- MATERIAL FOR THE TASK
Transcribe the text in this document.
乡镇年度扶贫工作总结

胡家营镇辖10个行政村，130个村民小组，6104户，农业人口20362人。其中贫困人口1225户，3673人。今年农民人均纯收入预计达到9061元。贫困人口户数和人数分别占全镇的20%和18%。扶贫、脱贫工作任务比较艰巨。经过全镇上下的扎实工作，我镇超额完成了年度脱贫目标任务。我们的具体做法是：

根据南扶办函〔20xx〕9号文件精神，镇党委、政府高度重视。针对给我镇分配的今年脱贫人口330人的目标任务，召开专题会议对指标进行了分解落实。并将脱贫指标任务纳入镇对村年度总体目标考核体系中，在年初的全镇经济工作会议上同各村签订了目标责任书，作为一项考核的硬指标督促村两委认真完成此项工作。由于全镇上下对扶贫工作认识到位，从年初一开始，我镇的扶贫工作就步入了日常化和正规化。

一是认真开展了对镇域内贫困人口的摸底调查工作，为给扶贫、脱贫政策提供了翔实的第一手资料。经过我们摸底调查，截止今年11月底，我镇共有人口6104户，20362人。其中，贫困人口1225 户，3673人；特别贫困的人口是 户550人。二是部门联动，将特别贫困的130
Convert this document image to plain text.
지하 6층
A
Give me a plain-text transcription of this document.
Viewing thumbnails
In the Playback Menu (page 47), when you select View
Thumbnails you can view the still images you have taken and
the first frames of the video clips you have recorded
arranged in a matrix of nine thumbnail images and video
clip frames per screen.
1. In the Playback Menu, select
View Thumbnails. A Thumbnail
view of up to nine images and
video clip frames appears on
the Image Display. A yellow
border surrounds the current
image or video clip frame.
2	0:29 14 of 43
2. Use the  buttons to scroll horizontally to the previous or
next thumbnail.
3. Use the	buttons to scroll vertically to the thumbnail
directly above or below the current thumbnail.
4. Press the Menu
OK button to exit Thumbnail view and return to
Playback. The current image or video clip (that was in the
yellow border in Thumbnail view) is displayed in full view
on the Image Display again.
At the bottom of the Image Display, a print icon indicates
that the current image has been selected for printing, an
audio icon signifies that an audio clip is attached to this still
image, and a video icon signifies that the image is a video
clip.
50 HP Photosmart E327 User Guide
---
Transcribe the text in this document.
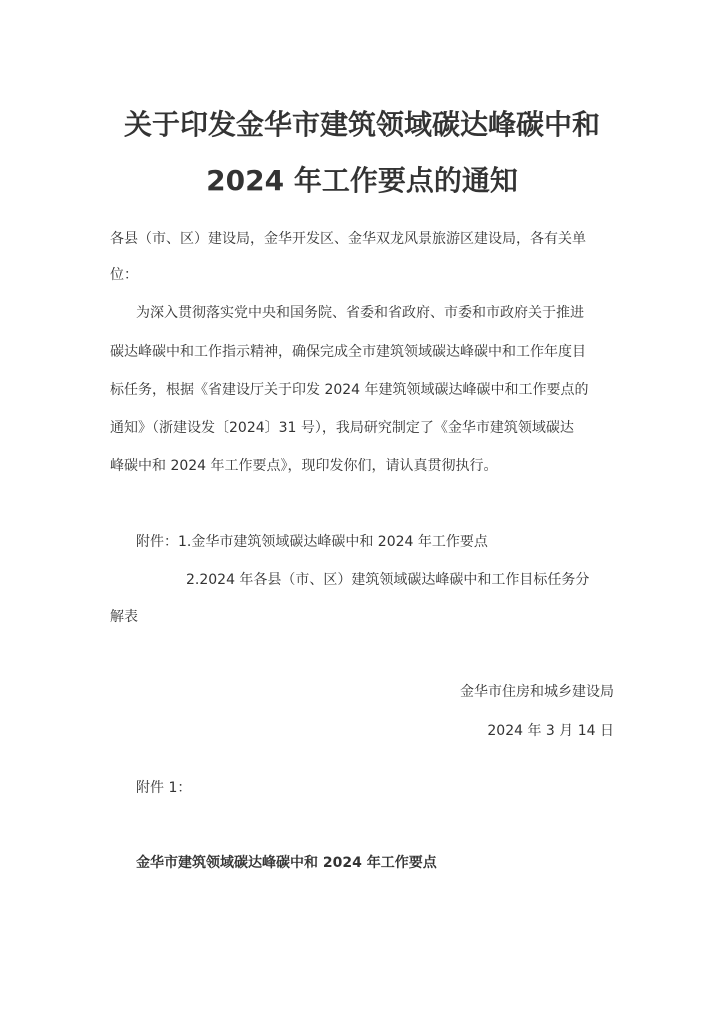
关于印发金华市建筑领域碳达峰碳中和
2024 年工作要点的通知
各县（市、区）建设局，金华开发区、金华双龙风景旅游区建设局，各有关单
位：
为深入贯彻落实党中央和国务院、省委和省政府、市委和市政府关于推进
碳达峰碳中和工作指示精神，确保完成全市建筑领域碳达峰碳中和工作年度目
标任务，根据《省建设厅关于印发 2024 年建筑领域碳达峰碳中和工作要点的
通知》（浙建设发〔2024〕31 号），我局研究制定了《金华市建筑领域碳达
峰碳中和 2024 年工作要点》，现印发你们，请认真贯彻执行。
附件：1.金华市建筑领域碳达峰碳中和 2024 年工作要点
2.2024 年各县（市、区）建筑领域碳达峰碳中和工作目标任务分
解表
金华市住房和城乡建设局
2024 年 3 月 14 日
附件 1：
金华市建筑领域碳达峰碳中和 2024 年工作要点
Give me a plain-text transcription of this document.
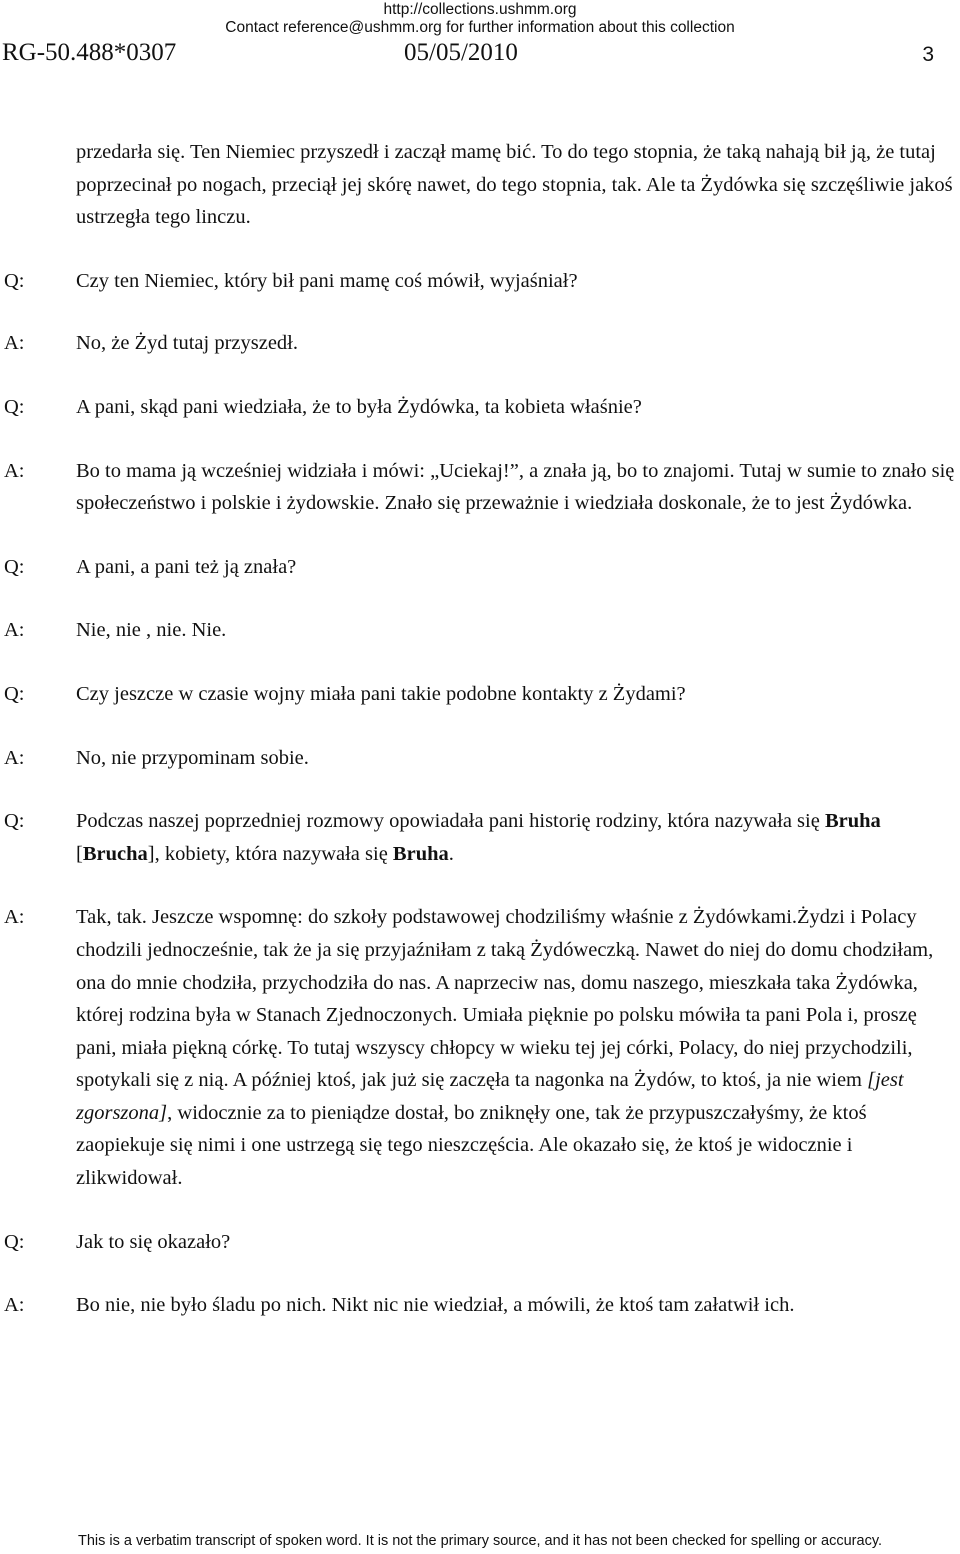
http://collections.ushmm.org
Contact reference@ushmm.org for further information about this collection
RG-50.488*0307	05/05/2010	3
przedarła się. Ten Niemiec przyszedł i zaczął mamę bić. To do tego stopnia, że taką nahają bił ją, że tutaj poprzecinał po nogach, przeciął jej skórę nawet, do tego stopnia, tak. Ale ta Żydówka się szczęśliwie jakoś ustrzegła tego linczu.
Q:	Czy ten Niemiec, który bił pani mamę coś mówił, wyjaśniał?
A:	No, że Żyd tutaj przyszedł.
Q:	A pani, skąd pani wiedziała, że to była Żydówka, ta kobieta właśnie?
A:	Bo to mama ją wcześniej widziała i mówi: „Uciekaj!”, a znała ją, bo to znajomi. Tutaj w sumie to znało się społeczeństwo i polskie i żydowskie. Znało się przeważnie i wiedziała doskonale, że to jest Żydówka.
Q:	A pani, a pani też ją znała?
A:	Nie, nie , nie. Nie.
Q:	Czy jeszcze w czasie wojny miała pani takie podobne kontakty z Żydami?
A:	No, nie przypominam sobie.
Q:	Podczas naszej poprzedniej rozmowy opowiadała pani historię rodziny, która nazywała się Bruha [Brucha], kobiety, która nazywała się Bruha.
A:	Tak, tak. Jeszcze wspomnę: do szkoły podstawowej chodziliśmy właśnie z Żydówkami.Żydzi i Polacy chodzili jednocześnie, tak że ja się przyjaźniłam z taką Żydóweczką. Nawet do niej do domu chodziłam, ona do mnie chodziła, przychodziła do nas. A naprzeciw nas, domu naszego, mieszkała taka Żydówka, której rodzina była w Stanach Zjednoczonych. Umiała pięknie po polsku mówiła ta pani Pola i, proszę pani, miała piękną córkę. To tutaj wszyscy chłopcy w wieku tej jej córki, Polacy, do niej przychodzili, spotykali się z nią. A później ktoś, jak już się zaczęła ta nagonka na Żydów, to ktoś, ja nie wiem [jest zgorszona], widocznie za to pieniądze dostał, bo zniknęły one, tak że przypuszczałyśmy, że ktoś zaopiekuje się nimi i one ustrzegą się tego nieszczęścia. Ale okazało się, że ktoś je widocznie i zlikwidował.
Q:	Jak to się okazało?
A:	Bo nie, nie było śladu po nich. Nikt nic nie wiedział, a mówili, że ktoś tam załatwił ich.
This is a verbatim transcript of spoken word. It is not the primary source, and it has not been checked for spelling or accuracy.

- WHAT TO WORK ON
Copy, from the material above, each line in which the string "ushmm" occurs.

- TASK SOLUTION
http://collections.ushmm.org
Contact reference@ushmm.org for further information about this collection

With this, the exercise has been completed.